→ WHAT TO PRODUCE: Among the lines below, list those containing the string "allele".

→ GIVEN DATA:
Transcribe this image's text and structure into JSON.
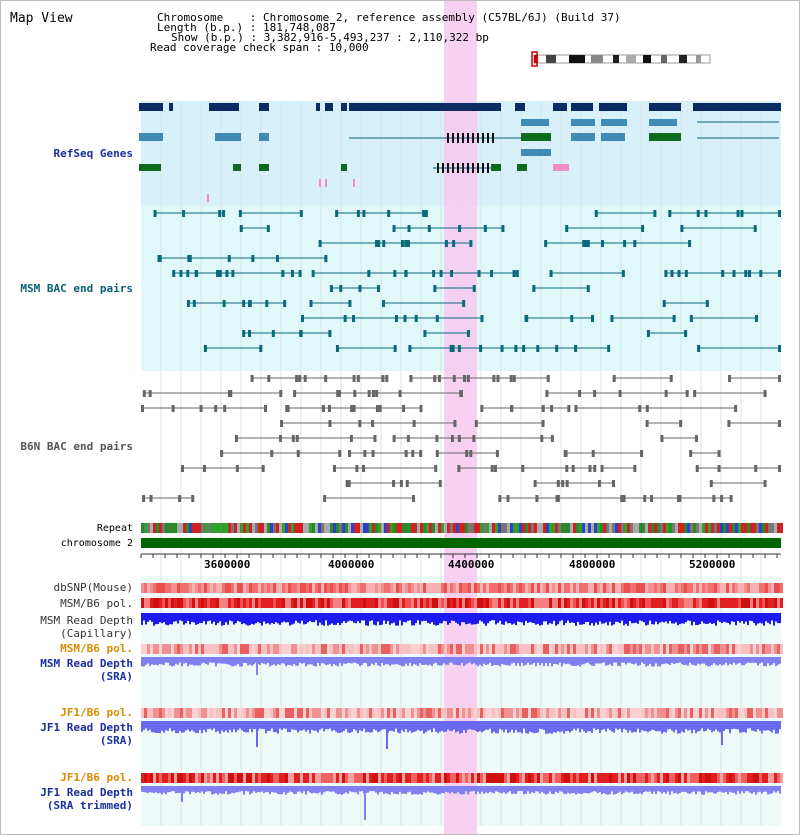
{
  "view_title": "Map View",
  "info": {
    "chromosome_label": "Chromosome",
    "chromosome_value": "Chromosome 2, reference assembly (C57BL/6J) (Build 37)",
    "length_label": "Length (b.p.)",
    "length_value": "181,748,087",
    "show_label": "Show (b.p.)",
    "show_value": "3,382,916-5,493,237 : 2,110,322 bp",
    "span_label": "Read coverage check span",
    "span_value": "10,000"
  },
  "tracks": {
    "refseq": "RefSeq Genes",
    "msm_bac": "MSM BAC end pairs",
    "b6n_bac": "B6N BAC end pairs",
    "repeat": "Repeat",
    "chromosome": "chromosome 2",
    "dbsnp": "dbSNP(Mouse)",
    "msm_b6_pol": "MSM/B6 pol.",
    "msm_read_cap_1": "MSM Read Depth",
    "msm_read_cap_2": "(Capillary)",
    "msm_b6_pol2": "MSM/B6 pol.",
    "msm_read_sra_1": "MSM Read Depth",
    "msm_read_sra_2": "(SRA)",
    "jf1_pol": "JF1/B6 pol.",
    "jf1_read_sra_1": "JF1 Read Depth",
    "jf1_read_sra_2": "(SRA)",
    "jf1_pol2": "JF1/B6 pol.",
    "jf1_read_trim_1": "JF1 Read Depth",
    "jf1_read_trim_2": "(SRA trimmed)"
  },
  "ruler": {
    "ticks": [
      "3600000",
      "4000000",
      "4400000",
      "4800000",
      "5200000"
    ]
  },
  "colors": {
    "refseq_label": "#1a2fa0",
    "msm_label": "#0a5f78",
    "b6n_label": "#555555",
    "orange_label": "#e08a00",
    "blue_label": "#1a2fa0",
    "highlight": "#f7c9f0",
    "refseq_bg": "#d8f0fa",
    "msm_bg": "#e0f8fa",
    "chrom_green": "#006400"
  }
}
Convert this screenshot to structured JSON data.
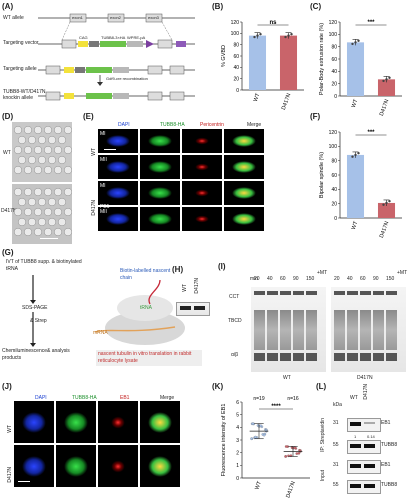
{
  "panels": {
    "A": "(A)",
    "B": "(B)",
    "C": "(C)",
    "D": "(D)",
    "E": "(E)",
    "F": "(F)",
    "G": "(G)",
    "H": "(H)",
    "I": "(I)",
    "J": "(J)",
    "K": "(K)",
    "L": "(L)"
  },
  "panelA": {
    "rows": [
      "WT allele",
      "Targeting vector",
      "Targeting allele",
      "TUBB8-WT/D417N knockin allele"
    ],
    "exon1": "exon1",
    "exon2": "exon2",
    "exon3": "exon3",
    "exon4": "exon4",
    "cag": "CAG",
    "stop": "STOP",
    "tubb8": "TUBB8-3×HA",
    "wpre": "WPRE-pA",
    "neo": "neo",
    "recomb": "Gdf9-cre recombination"
  },
  "panelD": {
    "wt": "WT",
    "mut": "D417N"
  },
  "panelE": {
    "headers": [
      "DAPI",
      "TUBB8-HA",
      "Pericentrin",
      "Merge"
    ],
    "rows": [
      "WT",
      "D417N"
    ],
    "stages": [
      "MI",
      "MII",
      "MI",
      "MII"
    ],
    "pb": "PB1"
  },
  "panelG": {
    "step1": "IVT of TUBB8 supp. & biotinylated tRNA",
    "step2": "SDS-PAGE",
    "step3": "& Strep",
    "step4": "Chemiluminescence& analysis products",
    "nascent": "Biotin-labelled nascent chain",
    "trna": "tRNA",
    "mrna": "mRNA",
    "caption": "nascent tubulin in vitro translation in rabbit reticulocyte lysate"
  },
  "panelH": {
    "lanes": [
      "WT",
      "D417N"
    ]
  },
  "panelI": {
    "min": "min",
    "times": [
      "20",
      "40",
      "60",
      "90",
      "150"
    ],
    "mt": "+MT",
    "bands": [
      "CCT",
      "TBCD",
      "α/β"
    ],
    "genotypes": [
      "WT",
      "D417N"
    ]
  },
  "panelJ": {
    "headers": [
      "DAPI",
      "TUBB8-HA",
      "EB1",
      "Merge"
    ],
    "rows": [
      "WT",
      "D417N"
    ]
  },
  "panelL": {
    "lanes": [
      "WT",
      "D417N"
    ],
    "kda": "kDa",
    "markers": [
      "31",
      "55",
      "31",
      "55"
    ],
    "bands": [
      "EB1",
      "TUBB8",
      "EB1",
      "TUBB8"
    ],
    "quant": [
      "1",
      "0.14"
    ],
    "ip": "IP: Streptavidin",
    "input": "Input"
  },
  "chart_data": [
    {
      "type": "bar",
      "panel": "B",
      "categories": [
        "WT",
        "D417N"
      ],
      "values": [
        96,
        96
      ],
      "ylabel": "% GVBD",
      "ylim": [
        0,
        120
      ],
      "yticks": [
        0,
        20,
        40,
        60,
        80,
        100,
        120
      ],
      "colors": [
        "#a6c1e8",
        "#c9646a"
      ],
      "significance": "ns"
    },
    {
      "type": "bar",
      "panel": "C",
      "categories": [
        "WT",
        "D417N"
      ],
      "values": [
        87,
        27
      ],
      "ylabel": "Polar-Body extrusion rate (%)",
      "ylim": [
        0,
        120
      ],
      "yticks": [
        0,
        20,
        40,
        60,
        80,
        100,
        120
      ],
      "colors": [
        "#a6c1e8",
        "#c9646a"
      ],
      "significance": "***"
    },
    {
      "type": "bar",
      "panel": "F",
      "categories": [
        "WT",
        "D417N"
      ],
      "values": [
        88,
        21
      ],
      "ylabel": "Bipolar spindle (%)",
      "ylim": [
        0,
        120
      ],
      "yticks": [
        0,
        20,
        40,
        60,
        80,
        100,
        120
      ],
      "colors": [
        "#a6c1e8",
        "#c9646a"
      ],
      "significance": "***"
    },
    {
      "type": "scatter",
      "panel": "K",
      "categories": [
        "WT",
        "D417N"
      ],
      "values": [
        3.7,
        2.1
      ],
      "ylabel": "Fluorescence intensity of EB1",
      "ylim": [
        0,
        6
      ],
      "yticks": [
        0,
        1,
        2,
        3,
        4,
        5,
        6
      ],
      "n": [
        "n=19",
        "n=16"
      ],
      "colors": [
        "#a6c1e8",
        "#c9646a"
      ],
      "significance": "****"
    }
  ]
}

→ EXERCISE RESULT:
      "WT allele",
      "Targeting allele",
      "TUBB8-WT/D417N knockin allele"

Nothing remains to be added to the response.